Start of RECORDS TO USE

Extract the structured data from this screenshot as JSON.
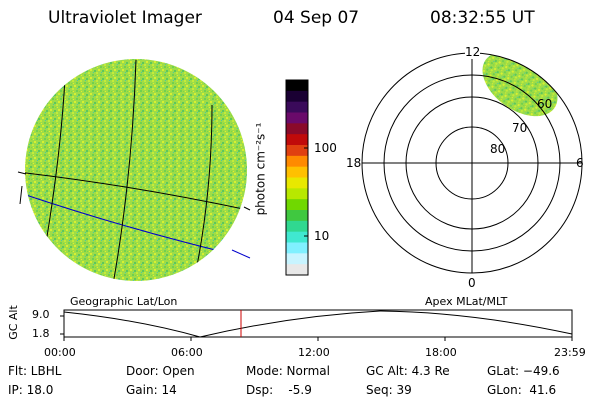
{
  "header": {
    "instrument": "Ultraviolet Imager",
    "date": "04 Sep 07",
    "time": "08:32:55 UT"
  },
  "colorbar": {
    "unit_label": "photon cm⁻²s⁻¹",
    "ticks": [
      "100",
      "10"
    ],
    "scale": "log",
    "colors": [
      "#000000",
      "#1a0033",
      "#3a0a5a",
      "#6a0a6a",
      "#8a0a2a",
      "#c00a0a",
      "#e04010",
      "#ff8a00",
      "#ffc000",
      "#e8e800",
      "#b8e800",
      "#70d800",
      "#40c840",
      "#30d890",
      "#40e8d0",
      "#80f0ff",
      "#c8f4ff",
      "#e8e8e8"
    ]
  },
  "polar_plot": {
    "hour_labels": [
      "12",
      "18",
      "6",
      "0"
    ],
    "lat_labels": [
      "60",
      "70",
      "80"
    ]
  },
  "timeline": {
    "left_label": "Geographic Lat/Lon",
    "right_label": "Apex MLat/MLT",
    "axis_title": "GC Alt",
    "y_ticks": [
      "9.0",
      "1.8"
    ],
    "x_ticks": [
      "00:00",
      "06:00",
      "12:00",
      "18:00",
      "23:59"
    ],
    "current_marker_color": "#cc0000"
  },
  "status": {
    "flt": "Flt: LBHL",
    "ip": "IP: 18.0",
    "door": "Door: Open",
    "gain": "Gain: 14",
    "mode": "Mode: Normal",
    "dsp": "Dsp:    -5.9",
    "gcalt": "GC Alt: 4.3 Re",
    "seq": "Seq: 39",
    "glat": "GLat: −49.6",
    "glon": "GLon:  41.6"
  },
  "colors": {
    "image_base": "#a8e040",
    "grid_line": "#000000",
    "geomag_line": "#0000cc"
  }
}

End of RECORDS TO USE

● WRITTEN REQUEST
Exactly as written, return every line of the listing, but not the pictures.

● SOLUTION
Extract the structured data from this screenshot as JSON.
{
  "header": {
    "instrument": "Ultraviolet Imager",
    "date": "04 Sep 07",
    "time": "08:32:55 UT"
  },
  "colorbar": {
    "unit_label": "photon cm⁻²s⁻¹",
    "ticks": [
      "100",
      "10"
    ],
    "scale": "log",
    "colors": [
      "#000000",
      "#1a0033",
      "#3a0a5a",
      "#6a0a6a",
      "#8a0a2a",
      "#c00a0a",
      "#e04010",
      "#ff8a00",
      "#ffc000",
      "#e8e800",
      "#b8e800",
      "#70d800",
      "#40c840",
      "#30d890",
      "#40e8d0",
      "#80f0ff",
      "#c8f4ff",
      "#e8e8e8"
    ]
  },
  "polar_plot": {
    "hour_labels": [
      "12",
      "18",
      "6",
      "0"
    ],
    "lat_labels": [
      "60",
      "70",
      "80"
    ]
  },
  "timeline": {
    "left_label": "Geographic Lat/Lon",
    "right_label": "Apex MLat/MLT",
    "axis_title": "GC Alt",
    "y_ticks": [
      "9.0",
      "1.8"
    ],
    "x_ticks": [
      "00:00",
      "06:00",
      "12:00",
      "18:00",
      "23:59"
    ],
    "current_marker_color": "#cc0000"
  },
  "status": {
    "flt": "Flt: LBHL",
    "ip": "IP: 18.0",
    "door": "Door: Open",
    "gain": "Gain: 14",
    "mode": "Mode: Normal",
    "dsp": "Dsp:    -5.9",
    "gcalt": "GC Alt: 4.3 Re",
    "seq": "Seq: 39",
    "glat": "GLat: −49.6",
    "glon": "GLon:  41.6"
  },
  "colors": {
    "image_base": "#a8e040",
    "grid_line": "#000000",
    "geomag_line": "#0000cc"
  }
}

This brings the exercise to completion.